**WHAT THE EXERCISE ASKS:** Keep only the lines of the listing that include the word "Body", and copy them.

**PROVIDED DATA:**
____________________

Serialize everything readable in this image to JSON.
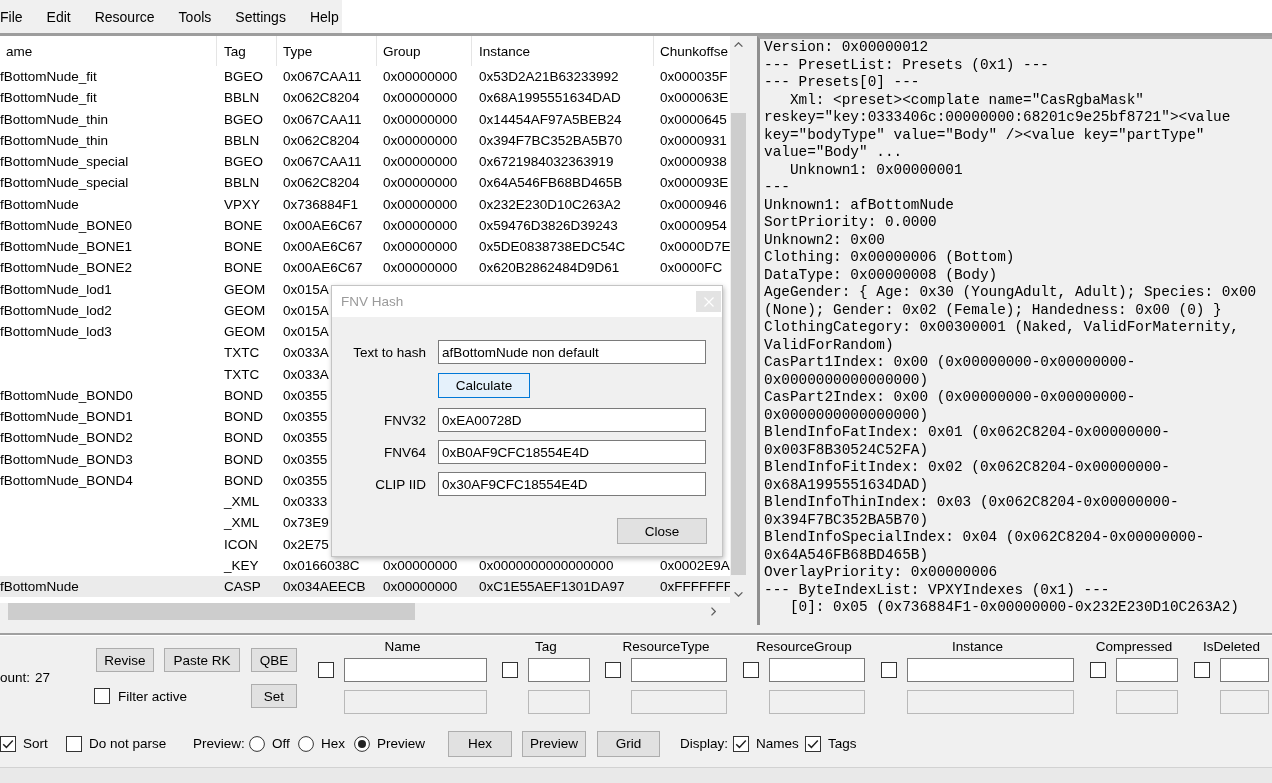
{
  "menu": [
    "File",
    "Edit",
    "Resource",
    "Tools",
    "Settings",
    "Help"
  ],
  "resource_table": {
    "columns": [
      "ame",
      "Tag",
      "Type",
      "Group",
      "Instance",
      "Chunkoffse"
    ],
    "rows": [
      {
        "column_1": "fBottomNude_fit",
        "column_2": "BGEO",
        "column_3": "0x067CAA11",
        "column_4": "0x00000000",
        "column_5": "0x53D2A21B63233992",
        "column_6": "0x000035F",
        "selected": false
      },
      {
        "column_1": "fBottomNude_fit",
        "column_2": "BBLN",
        "column_3": "0x062C8204",
        "column_4": "0x00000000",
        "column_5": "0x68A1995551634DAD",
        "column_6": "0x000063E",
        "selected": false
      },
      {
        "column_1": "fBottomNude_thin",
        "column_2": "BGEO",
        "column_3": "0x067CAA11",
        "column_4": "0x00000000",
        "column_5": "0x14454AF97A5BEB24",
        "column_6": "0x0000645",
        "selected": false
      },
      {
        "column_1": "fBottomNude_thin",
        "column_2": "BBLN",
        "column_3": "0x062C8204",
        "column_4": "0x00000000",
        "column_5": "0x394F7BC352BA5B70",
        "column_6": "0x0000931",
        "selected": false
      },
      {
        "column_1": "fBottomNude_special",
        "column_2": "BGEO",
        "column_3": "0x067CAA11",
        "column_4": "0x00000000",
        "column_5": "0x6721984032363919",
        "column_6": "0x0000938",
        "selected": false
      },
      {
        "column_1": "fBottomNude_special",
        "column_2": "BBLN",
        "column_3": "0x062C8204",
        "column_4": "0x00000000",
        "column_5": "0x64A546FB68BD465B",
        "column_6": "0x000093E",
        "selected": false
      },
      {
        "column_1": "fBottomNude",
        "column_2": "VPXY",
        "column_3": "0x736884F1",
        "column_4": "0x00000000",
        "column_5": "0x232E230D10C263A2",
        "column_6": "0x0000946",
        "selected": false
      },
      {
        "column_1": "fBottomNude_BONE0",
        "column_2": "BONE",
        "column_3": "0x00AE6C67",
        "column_4": "0x00000000",
        "column_5": "0x59476D3826D39243",
        "column_6": "0x0000954",
        "selected": false
      },
      {
        "column_1": "fBottomNude_BONE1",
        "column_2": "BONE",
        "column_3": "0x00AE6C67",
        "column_4": "0x00000000",
        "column_5": "0x5DE0838738EDC54C",
        "column_6": "0x0000D7E",
        "selected": false
      },
      {
        "column_1": "fBottomNude_BONE2",
        "column_2": "BONE",
        "column_3": "0x00AE6C67",
        "column_4": "0x00000000",
        "column_5": "0x620B2862484D9D61",
        "column_6": "0x0000FC",
        "selected": false
      },
      {
        "column_1": "fBottomNude_lod1",
        "column_2": "GEOM",
        "column_3": "0x015A",
        "selected": false
      },
      {
        "column_1": "fBottomNude_lod2",
        "column_2": "GEOM",
        "column_3": "0x015A",
        "selected": false
      },
      {
        "column_1": "fBottomNude_lod3",
        "column_2": "GEOM",
        "column_3": "0x015A",
        "selected": false
      },
      {
        "column_2": "TXTC",
        "column_3": "0x033A",
        "selected": false
      },
      {
        "column_2": "TXTC",
        "column_3": "0x033A",
        "selected": false
      },
      {
        "column_1": "fBottomNude_BOND0",
        "column_2": "BOND",
        "column_3": "0x0355",
        "selected": false
      },
      {
        "column_1": "fBottomNude_BOND1",
        "column_2": "BOND",
        "column_3": "0x0355",
        "selected": false
      },
      {
        "column_1": "fBottomNude_BOND2",
        "column_2": "BOND",
        "column_3": "0x0355",
        "selected": false
      },
      {
        "column_1": "fBottomNude_BOND3",
        "column_2": "BOND",
        "column_3": "0x0355",
        "selected": false
      },
      {
        "column_1": "fBottomNude_BOND4",
        "column_2": "BOND",
        "column_3": "0x0355",
        "selected": false
      },
      {
        "column_2": "_XML",
        "column_3": "0x0333",
        "selected": false
      },
      {
        "column_2": "_XML",
        "column_3": "0x73E9",
        "selected": false
      },
      {
        "column_2": "ICON",
        "column_3": "0x2E75",
        "selected": false
      },
      {
        "column_2": "_KEY",
        "column_3": "0x0166038C",
        "column_4": "0x00000000",
        "column_5": "0x0000000000000000",
        "column_6": "0x0002E9A",
        "selected": false
      },
      {
        "column_1": "fBottomNude",
        "column_2": "CASP",
        "column_3": "0x034AEECB",
        "column_4": "0x00000000",
        "column_5": "0xC1E55AEF1301DA97",
        "column_6": "0xFFFFFFF",
        "selected": true
      }
    ]
  },
  "preview": {
    "lines": [
      "Version: 0x00000012",
      "--- PresetList: Presets (0x1) ---",
      "--- Presets[0] ---",
      "   Xml: <preset><complate name=\"CasRgbaMask\"",
      "reskey=\"key:0333406c:00000000:68201c9e25bf8721\"><value",
      "key=\"bodyType\" value=\"Body\" /><value key=\"partType\"",
      "value=\"Body\" ...",
      "   Unknown1: 0x00000001",
      "---",
      "Unknown1: afBottomNude",
      "SortPriority: 0.0000",
      "Unknown2: 0x00",
      "Clothing: 0x00000006 (Bottom)",
      "DataType: 0x00000008 (Body)",
      "AgeGender: { Age: 0x30 (YoungAdult, Adult); Species: 0x00",
      "(None); Gender: 0x02 (Female); Handedness: 0x00 (0) }",
      "ClothingCategory: 0x00300001 (Naked, ValidForMaternity,",
      "ValidForRandom)",
      "CasPart1Index: 0x00 (0x00000000-0x00000000-",
      "0x0000000000000000)",
      "CasPart2Index: 0x00 (0x00000000-0x00000000-",
      "0x0000000000000000)",
      "BlendInfoFatIndex: 0x01 (0x062C8204-0x00000000-",
      "0x003F8B30524C52FA)",
      "BlendInfoFitIndex: 0x02 (0x062C8204-0x00000000-",
      "0x68A1995551634DAD)",
      "BlendInfoThinIndex: 0x03 (0x062C8204-0x00000000-",
      "0x394F7BC352BA5B70)",
      "BlendInfoSpecialIndex: 0x04 (0x062C8204-0x00000000-",
      "0x64A546FB68BD465B)",
      "OverlayPriority: 0x00000006",
      "--- ByteIndexList: VPXYIndexes (0x1) ---",
      "   [0]: 0x05 (0x736884F1-0x00000000-0x232E230D10C263A2)"
    ]
  },
  "dialog": {
    "title": "FNV Hash",
    "active": false,
    "rows": [
      {
        "kind": "field",
        "label": "Text to hash",
        "value": "afBottomNude non default"
      },
      {
        "kind": "button",
        "label": "Calculate",
        "focused": true
      },
      {
        "kind": "field",
        "label": "FNV32",
        "value": "0xEA00728D"
      },
      {
        "kind": "field",
        "label": "FNV64",
        "value": "0xB0AF9CFC18554E4D"
      },
      {
        "kind": "field",
        "label": "CLIP IID",
        "value": "0x30AF9CFC18554E4D"
      }
    ],
    "buttons": [
      {
        "label": "Close",
        "focused": false
      }
    ]
  },
  "filter_panel": {
    "count_label": "ount:",
    "count": "27",
    "actions": [
      "Revise",
      "Paste RK",
      "QBE"
    ],
    "filter_active": {
      "label": "Filter active",
      "checked": false
    },
    "set_button": "Set",
    "filters": [
      {
        "label": "Name",
        "checked": false,
        "fields": [
          {
            "disabled": false
          },
          {
            "disabled": true
          }
        ]
      },
      {
        "label": "Tag",
        "checked": false,
        "fields": [
          {
            "disabled": false
          },
          {
            "disabled": true
          }
        ]
      },
      {
        "label": "ResourceType",
        "checked": false,
        "fields": [
          {
            "disabled": false
          },
          {
            "disabled": true
          }
        ]
      },
      {
        "label": "ResourceGroup",
        "checked": false,
        "fields": [
          {
            "disabled": false
          },
          {
            "disabled": true
          }
        ]
      },
      {
        "label": "Instance",
        "checked": false,
        "fields": [
          {
            "disabled": false
          },
          {
            "disabled": true
          }
        ]
      },
      {
        "label": "Compressed",
        "checked": false,
        "fields": [
          {
            "disabled": false
          },
          {
            "disabled": true
          }
        ]
      },
      {
        "label": "IsDeleted",
        "checked": false,
        "fields": [
          {
            "disabled": false
          },
          {
            "disabled": true
          }
        ]
      }
    ]
  },
  "options_bar": {
    "checkboxes": [
      {
        "label": "Sort",
        "checked": true
      },
      {
        "label": "Do not parse",
        "checked": false
      }
    ],
    "preview_label": "Preview:",
    "preview_modes": [
      {
        "label": "Off",
        "selected": false
      },
      {
        "label": "Hex",
        "selected": false
      },
      {
        "label": "Preview",
        "selected": true
      }
    ],
    "view_buttons": [
      "Hex",
      "Preview",
      "Grid"
    ],
    "display_label": "Display:",
    "display_options": [
      {
        "label": "Names",
        "checked": true
      },
      {
        "label": "Tags",
        "checked": true
      }
    ]
  }
}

____________________

**REPLY:**
      "key=\"bodyType\" value=\"Body\" /><value key=\"partType\"",
      "value=\"Body\" ...",
      "DataType: 0x00000008 (Body)",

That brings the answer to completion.